- TASK REQUIREMENTS
Gather each line of the records where "Unidades" appears.

(Saved entries)
•••••
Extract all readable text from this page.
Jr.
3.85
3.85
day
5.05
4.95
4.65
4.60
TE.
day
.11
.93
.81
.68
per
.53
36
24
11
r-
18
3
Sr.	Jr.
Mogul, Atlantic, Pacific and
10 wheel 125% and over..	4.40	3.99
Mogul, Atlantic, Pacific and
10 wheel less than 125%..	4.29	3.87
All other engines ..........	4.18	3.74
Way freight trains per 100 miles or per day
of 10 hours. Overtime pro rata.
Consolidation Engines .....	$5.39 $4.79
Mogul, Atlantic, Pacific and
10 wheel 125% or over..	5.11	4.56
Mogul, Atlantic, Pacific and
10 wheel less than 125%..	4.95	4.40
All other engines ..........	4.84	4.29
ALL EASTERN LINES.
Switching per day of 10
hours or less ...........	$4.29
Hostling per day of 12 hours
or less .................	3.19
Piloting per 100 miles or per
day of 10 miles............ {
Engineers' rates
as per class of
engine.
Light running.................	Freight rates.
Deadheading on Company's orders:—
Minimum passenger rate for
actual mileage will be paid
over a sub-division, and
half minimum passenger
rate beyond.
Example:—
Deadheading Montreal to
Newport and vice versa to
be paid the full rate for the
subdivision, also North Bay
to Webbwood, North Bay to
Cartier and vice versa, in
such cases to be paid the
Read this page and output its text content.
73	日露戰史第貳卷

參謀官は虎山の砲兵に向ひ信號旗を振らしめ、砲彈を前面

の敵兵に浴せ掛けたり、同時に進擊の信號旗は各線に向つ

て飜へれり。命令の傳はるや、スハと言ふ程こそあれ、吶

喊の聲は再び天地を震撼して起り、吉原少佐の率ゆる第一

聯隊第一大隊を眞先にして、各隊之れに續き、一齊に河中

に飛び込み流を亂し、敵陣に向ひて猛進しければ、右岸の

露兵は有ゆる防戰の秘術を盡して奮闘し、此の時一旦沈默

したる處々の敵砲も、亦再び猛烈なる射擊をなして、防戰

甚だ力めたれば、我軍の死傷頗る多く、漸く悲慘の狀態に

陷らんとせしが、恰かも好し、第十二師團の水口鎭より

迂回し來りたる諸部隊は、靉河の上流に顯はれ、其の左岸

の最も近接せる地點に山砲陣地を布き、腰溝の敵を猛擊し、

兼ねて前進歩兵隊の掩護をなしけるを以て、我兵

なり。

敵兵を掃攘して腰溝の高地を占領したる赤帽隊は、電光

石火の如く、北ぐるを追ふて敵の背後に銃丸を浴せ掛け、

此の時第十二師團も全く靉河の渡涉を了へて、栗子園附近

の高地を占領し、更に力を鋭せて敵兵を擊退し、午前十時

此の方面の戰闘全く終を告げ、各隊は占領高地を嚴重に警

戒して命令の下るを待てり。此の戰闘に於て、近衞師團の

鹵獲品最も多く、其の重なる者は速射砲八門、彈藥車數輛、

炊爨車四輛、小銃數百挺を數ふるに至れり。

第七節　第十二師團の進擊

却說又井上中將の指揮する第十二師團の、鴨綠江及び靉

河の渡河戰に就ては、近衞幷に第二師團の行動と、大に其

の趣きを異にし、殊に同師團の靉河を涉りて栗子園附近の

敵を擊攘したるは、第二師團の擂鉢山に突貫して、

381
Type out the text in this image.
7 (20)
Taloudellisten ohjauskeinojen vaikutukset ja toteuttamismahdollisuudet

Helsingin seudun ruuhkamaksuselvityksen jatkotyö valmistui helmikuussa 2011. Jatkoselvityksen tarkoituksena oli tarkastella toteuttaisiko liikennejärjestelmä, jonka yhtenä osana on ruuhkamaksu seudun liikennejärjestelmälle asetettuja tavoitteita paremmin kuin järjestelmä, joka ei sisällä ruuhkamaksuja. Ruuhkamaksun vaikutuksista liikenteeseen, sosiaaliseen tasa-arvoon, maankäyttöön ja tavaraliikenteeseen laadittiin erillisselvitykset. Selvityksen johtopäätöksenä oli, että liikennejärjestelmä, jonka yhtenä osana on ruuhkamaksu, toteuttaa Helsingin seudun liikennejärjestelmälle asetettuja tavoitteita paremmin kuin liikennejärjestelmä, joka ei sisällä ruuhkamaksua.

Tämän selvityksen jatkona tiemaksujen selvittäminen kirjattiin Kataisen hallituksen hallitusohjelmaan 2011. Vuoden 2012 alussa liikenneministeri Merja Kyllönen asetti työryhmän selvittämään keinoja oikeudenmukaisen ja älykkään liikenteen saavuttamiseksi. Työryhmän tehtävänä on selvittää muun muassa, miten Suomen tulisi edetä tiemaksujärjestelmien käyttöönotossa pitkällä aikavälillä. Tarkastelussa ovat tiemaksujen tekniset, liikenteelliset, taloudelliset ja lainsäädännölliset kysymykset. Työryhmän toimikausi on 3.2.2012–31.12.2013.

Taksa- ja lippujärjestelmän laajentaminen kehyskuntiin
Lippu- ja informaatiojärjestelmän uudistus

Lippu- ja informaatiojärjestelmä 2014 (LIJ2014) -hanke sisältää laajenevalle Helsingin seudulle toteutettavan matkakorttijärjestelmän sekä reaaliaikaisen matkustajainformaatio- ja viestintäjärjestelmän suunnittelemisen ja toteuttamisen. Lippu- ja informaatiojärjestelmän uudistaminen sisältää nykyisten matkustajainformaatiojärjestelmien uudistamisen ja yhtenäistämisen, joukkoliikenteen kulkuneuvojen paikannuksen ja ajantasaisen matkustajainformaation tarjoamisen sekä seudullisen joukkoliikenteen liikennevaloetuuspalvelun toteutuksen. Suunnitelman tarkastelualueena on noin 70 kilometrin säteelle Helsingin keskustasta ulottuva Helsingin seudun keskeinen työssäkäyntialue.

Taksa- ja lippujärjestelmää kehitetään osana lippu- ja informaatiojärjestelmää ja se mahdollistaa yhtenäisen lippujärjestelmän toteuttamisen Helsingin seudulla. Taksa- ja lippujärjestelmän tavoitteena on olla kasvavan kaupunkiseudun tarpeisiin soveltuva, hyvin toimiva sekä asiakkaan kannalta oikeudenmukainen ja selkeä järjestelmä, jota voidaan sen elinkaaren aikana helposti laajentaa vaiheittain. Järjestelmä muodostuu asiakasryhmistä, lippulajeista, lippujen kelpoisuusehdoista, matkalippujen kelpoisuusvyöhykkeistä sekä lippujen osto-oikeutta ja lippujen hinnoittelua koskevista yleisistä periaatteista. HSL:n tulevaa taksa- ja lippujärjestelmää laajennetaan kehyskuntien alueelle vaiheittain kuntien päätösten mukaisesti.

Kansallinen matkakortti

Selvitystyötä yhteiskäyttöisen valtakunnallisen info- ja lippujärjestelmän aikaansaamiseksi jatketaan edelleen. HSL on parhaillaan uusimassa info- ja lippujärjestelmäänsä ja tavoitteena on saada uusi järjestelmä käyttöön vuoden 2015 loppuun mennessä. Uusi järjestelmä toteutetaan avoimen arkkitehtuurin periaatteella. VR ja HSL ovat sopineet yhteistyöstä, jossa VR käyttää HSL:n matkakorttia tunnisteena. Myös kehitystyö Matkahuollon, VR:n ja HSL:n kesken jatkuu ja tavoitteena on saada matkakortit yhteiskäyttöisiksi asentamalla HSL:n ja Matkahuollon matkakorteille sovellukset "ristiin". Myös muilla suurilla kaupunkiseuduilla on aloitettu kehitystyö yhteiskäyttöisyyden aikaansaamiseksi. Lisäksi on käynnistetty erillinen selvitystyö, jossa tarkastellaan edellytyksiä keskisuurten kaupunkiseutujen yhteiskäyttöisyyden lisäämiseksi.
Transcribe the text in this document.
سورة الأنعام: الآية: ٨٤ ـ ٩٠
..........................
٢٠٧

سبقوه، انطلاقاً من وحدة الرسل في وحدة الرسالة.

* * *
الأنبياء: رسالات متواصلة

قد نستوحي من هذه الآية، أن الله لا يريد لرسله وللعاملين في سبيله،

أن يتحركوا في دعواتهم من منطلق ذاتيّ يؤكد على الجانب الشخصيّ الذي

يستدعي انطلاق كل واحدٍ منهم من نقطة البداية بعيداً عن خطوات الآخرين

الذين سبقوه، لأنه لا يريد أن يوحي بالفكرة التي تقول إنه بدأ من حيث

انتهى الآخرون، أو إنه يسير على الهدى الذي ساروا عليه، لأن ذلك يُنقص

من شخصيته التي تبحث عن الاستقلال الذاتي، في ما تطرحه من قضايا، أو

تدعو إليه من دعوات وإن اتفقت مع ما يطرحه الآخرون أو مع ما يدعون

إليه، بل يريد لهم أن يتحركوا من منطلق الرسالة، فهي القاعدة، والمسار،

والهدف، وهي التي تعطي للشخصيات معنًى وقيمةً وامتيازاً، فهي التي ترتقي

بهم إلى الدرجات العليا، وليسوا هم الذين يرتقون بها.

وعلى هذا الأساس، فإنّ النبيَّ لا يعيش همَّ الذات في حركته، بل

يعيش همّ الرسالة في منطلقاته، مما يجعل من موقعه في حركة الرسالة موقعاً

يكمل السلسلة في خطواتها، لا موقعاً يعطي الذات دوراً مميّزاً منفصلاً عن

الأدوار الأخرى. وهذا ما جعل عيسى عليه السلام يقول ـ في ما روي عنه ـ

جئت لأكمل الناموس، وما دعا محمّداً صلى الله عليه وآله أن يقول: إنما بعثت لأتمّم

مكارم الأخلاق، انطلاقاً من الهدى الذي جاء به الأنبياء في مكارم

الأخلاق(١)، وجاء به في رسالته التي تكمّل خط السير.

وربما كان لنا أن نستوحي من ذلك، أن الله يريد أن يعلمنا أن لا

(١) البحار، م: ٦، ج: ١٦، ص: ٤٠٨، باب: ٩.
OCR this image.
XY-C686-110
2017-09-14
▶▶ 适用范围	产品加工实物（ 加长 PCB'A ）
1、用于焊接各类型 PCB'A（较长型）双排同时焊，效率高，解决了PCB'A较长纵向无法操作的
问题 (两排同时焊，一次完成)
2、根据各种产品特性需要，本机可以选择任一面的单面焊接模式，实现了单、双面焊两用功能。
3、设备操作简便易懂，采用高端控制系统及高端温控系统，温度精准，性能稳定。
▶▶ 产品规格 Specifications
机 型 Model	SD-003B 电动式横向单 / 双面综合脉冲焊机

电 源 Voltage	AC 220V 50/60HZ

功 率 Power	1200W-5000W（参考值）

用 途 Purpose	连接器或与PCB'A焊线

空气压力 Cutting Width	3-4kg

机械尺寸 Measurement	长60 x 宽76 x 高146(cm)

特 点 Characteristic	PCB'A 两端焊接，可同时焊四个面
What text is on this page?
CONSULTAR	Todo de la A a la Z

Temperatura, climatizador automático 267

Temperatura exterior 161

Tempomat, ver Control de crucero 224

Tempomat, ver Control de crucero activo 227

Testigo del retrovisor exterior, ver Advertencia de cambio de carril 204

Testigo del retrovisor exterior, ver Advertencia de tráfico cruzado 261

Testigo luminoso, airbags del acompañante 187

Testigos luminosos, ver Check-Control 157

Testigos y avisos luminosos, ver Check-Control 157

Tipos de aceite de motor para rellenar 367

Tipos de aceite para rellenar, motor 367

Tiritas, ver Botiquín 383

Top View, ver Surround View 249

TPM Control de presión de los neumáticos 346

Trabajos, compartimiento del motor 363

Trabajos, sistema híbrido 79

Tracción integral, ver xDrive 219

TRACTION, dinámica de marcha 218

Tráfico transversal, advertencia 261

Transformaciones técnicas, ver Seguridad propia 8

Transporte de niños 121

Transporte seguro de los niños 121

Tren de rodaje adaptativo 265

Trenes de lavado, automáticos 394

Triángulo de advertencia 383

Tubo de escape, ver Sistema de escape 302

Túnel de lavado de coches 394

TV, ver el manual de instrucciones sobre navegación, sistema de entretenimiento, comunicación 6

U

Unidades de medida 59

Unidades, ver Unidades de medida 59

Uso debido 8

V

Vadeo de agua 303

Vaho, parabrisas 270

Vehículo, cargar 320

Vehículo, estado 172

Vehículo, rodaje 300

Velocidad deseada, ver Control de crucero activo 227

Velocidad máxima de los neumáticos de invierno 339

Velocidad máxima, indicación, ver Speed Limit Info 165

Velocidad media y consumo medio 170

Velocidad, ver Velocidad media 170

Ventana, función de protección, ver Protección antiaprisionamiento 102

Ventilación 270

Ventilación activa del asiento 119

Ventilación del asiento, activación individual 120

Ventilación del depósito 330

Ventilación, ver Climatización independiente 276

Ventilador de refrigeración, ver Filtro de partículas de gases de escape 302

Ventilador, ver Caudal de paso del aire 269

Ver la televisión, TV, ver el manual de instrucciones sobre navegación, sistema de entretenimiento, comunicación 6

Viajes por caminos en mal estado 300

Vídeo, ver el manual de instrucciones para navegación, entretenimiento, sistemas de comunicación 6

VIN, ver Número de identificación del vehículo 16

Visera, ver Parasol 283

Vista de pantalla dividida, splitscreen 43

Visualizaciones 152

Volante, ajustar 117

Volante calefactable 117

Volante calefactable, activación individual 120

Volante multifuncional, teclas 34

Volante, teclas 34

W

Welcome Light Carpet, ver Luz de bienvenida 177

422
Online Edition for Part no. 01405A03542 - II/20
•••••
- SOLUTION TO THE PROBLEM
Unidades de medida 59
Unidades, ver Unidades de medida 59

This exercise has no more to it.